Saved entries

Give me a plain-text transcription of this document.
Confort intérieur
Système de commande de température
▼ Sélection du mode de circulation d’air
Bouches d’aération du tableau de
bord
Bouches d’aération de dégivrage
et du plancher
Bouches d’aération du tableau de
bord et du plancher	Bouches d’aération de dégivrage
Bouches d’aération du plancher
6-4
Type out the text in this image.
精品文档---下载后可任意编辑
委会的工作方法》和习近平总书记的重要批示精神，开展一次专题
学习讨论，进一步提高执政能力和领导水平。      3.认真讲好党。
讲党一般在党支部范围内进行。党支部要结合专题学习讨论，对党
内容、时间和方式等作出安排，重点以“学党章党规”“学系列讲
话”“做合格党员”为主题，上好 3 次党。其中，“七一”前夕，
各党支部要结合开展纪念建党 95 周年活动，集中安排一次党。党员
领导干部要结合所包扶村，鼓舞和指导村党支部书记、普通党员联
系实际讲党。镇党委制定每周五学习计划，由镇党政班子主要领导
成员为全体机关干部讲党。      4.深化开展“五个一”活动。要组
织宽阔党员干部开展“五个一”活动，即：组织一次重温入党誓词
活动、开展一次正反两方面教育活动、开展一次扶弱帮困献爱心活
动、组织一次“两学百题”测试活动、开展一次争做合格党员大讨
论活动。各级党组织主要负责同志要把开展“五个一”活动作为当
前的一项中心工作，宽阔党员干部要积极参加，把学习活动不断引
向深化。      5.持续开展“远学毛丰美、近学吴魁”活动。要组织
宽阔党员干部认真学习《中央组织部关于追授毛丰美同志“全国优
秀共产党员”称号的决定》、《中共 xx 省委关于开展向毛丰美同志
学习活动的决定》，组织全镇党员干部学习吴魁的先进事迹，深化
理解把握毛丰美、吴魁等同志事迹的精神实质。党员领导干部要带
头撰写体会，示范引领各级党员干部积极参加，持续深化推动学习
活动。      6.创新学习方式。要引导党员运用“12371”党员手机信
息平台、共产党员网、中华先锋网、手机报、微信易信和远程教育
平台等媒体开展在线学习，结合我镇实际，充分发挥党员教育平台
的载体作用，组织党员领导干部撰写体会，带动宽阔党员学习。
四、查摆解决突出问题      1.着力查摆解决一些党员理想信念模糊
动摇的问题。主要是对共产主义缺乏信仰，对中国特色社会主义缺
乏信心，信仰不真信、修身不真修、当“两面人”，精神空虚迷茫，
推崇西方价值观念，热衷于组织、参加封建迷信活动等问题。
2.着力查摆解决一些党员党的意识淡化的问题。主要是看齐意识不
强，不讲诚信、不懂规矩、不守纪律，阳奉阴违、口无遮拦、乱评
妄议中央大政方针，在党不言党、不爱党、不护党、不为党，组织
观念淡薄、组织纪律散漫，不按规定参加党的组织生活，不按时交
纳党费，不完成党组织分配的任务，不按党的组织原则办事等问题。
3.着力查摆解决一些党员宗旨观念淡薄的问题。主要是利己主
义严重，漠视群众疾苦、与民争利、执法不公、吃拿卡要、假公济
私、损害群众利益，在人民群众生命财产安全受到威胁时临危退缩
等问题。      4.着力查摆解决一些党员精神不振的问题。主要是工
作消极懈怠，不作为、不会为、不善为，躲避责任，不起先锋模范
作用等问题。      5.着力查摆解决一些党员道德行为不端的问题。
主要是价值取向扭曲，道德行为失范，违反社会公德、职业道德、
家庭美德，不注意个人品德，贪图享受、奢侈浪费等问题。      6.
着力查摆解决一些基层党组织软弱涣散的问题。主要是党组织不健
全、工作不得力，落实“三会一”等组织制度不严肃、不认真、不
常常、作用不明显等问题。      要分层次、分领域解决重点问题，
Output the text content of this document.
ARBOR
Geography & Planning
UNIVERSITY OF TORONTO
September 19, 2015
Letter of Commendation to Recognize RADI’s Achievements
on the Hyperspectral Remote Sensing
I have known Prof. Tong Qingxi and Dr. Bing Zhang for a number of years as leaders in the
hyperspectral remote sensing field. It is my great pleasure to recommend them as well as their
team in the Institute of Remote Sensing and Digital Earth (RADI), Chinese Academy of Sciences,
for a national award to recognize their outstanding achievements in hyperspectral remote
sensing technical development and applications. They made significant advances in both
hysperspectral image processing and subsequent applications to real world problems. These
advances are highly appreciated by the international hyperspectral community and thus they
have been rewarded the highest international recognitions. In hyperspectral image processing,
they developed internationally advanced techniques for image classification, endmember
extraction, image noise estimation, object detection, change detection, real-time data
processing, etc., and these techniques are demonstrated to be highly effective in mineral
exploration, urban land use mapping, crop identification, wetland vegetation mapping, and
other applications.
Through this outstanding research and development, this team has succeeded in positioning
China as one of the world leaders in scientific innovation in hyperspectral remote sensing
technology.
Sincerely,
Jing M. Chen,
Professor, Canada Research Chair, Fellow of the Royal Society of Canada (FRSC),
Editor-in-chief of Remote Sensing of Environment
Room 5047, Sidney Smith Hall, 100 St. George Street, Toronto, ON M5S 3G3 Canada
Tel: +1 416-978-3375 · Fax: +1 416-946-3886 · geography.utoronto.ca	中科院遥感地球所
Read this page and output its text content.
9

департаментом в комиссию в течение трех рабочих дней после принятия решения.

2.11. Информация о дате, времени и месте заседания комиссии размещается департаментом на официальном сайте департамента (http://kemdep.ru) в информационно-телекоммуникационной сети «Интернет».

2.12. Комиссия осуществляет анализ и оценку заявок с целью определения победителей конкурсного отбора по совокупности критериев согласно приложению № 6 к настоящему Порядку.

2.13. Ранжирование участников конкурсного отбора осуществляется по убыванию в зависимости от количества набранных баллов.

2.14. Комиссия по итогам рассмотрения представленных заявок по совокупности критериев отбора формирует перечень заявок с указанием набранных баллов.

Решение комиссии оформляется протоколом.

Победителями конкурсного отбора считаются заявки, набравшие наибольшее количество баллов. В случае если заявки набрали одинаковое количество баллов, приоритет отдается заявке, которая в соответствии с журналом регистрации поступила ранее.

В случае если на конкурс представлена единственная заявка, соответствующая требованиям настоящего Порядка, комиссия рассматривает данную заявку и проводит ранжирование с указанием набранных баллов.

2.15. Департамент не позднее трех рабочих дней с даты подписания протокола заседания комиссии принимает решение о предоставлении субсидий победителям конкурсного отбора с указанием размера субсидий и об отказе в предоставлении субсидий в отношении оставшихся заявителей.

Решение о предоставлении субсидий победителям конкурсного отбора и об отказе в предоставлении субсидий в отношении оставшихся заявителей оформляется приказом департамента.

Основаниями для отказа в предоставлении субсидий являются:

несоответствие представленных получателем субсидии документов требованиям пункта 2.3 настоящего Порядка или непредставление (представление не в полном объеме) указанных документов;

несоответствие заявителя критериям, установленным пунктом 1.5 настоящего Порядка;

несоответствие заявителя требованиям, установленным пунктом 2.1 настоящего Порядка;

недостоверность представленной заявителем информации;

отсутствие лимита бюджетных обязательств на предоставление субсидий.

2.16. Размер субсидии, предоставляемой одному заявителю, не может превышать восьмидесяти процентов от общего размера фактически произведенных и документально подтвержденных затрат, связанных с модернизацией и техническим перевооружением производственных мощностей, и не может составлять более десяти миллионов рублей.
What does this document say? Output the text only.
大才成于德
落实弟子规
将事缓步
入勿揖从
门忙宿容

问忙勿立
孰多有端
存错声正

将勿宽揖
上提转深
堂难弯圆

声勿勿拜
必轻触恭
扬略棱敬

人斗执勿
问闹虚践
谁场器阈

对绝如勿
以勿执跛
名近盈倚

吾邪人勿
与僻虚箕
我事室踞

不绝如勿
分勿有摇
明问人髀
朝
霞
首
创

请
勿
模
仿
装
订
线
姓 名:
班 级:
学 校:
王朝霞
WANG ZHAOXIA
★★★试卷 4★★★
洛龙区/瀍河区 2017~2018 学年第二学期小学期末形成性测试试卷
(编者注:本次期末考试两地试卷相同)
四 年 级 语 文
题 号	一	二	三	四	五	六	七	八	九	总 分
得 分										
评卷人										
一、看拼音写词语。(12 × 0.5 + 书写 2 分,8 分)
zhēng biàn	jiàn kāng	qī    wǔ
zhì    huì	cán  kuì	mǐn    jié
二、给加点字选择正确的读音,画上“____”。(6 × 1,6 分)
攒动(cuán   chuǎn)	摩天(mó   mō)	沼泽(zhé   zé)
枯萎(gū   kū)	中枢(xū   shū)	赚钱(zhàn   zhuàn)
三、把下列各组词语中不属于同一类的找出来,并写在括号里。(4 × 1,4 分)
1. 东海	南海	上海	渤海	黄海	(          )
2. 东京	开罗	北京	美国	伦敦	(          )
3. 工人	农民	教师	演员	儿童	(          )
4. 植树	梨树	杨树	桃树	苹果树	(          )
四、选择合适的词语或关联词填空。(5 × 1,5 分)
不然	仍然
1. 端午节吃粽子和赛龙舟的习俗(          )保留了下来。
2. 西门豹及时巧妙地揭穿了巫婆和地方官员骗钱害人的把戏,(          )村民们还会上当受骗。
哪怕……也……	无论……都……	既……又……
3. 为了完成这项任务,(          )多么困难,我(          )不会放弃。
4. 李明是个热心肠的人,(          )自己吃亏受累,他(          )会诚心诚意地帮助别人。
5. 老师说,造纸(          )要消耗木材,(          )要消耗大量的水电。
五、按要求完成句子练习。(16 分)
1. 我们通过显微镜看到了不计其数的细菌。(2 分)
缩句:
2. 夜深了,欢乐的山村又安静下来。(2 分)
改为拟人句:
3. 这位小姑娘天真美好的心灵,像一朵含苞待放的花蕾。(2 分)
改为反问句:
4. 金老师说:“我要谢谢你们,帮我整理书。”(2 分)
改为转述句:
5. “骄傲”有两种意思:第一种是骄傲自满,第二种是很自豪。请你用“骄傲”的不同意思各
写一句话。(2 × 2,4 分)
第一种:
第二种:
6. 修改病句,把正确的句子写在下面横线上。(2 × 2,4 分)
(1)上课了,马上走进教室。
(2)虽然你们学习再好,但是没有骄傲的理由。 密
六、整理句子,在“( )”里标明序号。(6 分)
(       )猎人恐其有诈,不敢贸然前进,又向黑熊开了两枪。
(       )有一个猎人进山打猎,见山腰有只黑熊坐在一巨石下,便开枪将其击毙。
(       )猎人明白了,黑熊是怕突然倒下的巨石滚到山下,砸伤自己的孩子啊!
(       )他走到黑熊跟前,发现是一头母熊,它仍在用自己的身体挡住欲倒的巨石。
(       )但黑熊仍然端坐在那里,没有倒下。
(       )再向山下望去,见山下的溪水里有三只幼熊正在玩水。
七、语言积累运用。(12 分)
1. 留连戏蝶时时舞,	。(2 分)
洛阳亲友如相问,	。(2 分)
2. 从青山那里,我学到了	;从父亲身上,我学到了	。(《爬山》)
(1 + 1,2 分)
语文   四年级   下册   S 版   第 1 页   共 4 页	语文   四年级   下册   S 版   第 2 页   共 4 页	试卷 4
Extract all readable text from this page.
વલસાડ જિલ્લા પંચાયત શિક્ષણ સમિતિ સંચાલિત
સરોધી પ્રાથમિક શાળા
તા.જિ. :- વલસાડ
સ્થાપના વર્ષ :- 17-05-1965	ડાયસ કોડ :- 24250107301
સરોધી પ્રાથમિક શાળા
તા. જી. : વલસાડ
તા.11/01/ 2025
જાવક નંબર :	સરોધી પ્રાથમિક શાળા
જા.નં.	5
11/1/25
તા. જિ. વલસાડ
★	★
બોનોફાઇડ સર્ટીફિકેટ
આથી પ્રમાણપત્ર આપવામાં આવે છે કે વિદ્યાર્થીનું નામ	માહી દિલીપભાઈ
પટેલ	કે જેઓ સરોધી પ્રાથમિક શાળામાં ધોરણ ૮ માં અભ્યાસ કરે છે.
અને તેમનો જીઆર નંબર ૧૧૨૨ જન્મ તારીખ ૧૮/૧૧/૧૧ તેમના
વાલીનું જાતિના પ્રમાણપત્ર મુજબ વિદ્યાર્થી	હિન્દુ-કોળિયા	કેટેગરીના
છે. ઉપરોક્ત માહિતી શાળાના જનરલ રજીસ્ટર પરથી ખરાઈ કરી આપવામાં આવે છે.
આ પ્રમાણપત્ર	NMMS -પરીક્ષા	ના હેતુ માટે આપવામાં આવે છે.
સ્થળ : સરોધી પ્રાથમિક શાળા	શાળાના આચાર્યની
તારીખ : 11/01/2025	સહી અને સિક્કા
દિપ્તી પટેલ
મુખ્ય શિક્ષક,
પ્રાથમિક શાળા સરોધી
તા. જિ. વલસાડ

• _THE REQUEST_
Copy down every line of the material above that includes the string "world".

• _RESULT_
hysperspectral image processing and subsequent applications to real world problems. These
China as one of the world leaders in scientific innovation in hyperspectral remote sensing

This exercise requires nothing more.